**WRITTEN EXERCISE:**
Copy every line in the items below without changing anything, but leave out the pictures.

# start of DATA TO PROCESS

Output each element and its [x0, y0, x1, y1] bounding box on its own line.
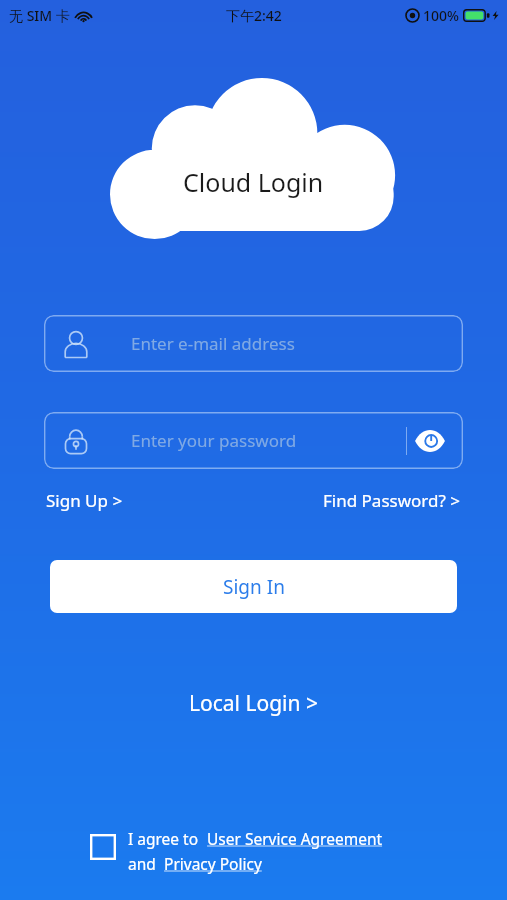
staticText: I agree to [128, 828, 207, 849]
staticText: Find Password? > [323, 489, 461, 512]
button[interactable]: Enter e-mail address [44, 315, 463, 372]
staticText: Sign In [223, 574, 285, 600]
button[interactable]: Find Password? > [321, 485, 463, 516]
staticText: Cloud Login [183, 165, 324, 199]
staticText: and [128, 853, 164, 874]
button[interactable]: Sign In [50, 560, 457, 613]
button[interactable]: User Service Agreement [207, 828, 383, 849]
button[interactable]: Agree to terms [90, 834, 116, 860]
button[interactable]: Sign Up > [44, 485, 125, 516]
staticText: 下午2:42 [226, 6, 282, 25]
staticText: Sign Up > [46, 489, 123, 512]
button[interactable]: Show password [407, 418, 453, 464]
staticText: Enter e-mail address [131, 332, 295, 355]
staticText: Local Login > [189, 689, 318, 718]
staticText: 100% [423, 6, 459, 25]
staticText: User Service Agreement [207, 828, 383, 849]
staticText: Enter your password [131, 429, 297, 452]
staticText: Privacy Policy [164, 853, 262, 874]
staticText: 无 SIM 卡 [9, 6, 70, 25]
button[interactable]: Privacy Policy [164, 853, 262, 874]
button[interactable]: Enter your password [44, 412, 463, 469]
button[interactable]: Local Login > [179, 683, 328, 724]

# end of DATA TO PROCESS

**SOLUTION:**
Output each element and its [x0, y0, x1, y1] bounding box on its own line.
staticText: I agree to [128, 828, 207, 849]
staticText: Find Password? > [323, 489, 461, 512]
button[interactable]: Enter e-mail address [44, 315, 463, 372]
staticText: Sign In [223, 574, 285, 600]
button[interactable]: Find Password? > [321, 485, 463, 516]
staticText: Cloud Login [183, 165, 324, 199]
staticText: and [128, 853, 164, 874]
button[interactable]: Sign In [50, 560, 457, 613]
button[interactable]: User Service Agreement [207, 828, 383, 849]
button[interactable]: Agree to terms [90, 834, 116, 860]
button[interactable]: Sign Up > [44, 485, 125, 516]
staticText: 下午2:42 [226, 6, 282, 25]
staticText: Sign Up > [46, 489, 123, 512]
button[interactable]: Show password [407, 418, 453, 464]
staticText: Enter e-mail address [131, 332, 295, 355]
staticText: Local Login > [189, 689, 318, 718]
staticText: 100% [423, 6, 459, 25]
staticText: User Service Agreement [207, 828, 383, 849]
staticText: Enter your password [131, 429, 297, 452]
staticText: Privacy Policy [164, 853, 262, 874]
staticText: 无 SIM 卡 [9, 6, 70, 25]
button[interactable]: Privacy Policy [164, 853, 262, 874]
button[interactable]: Enter your password [44, 412, 463, 469]
button[interactable]: Local Login > [179, 683, 328, 724]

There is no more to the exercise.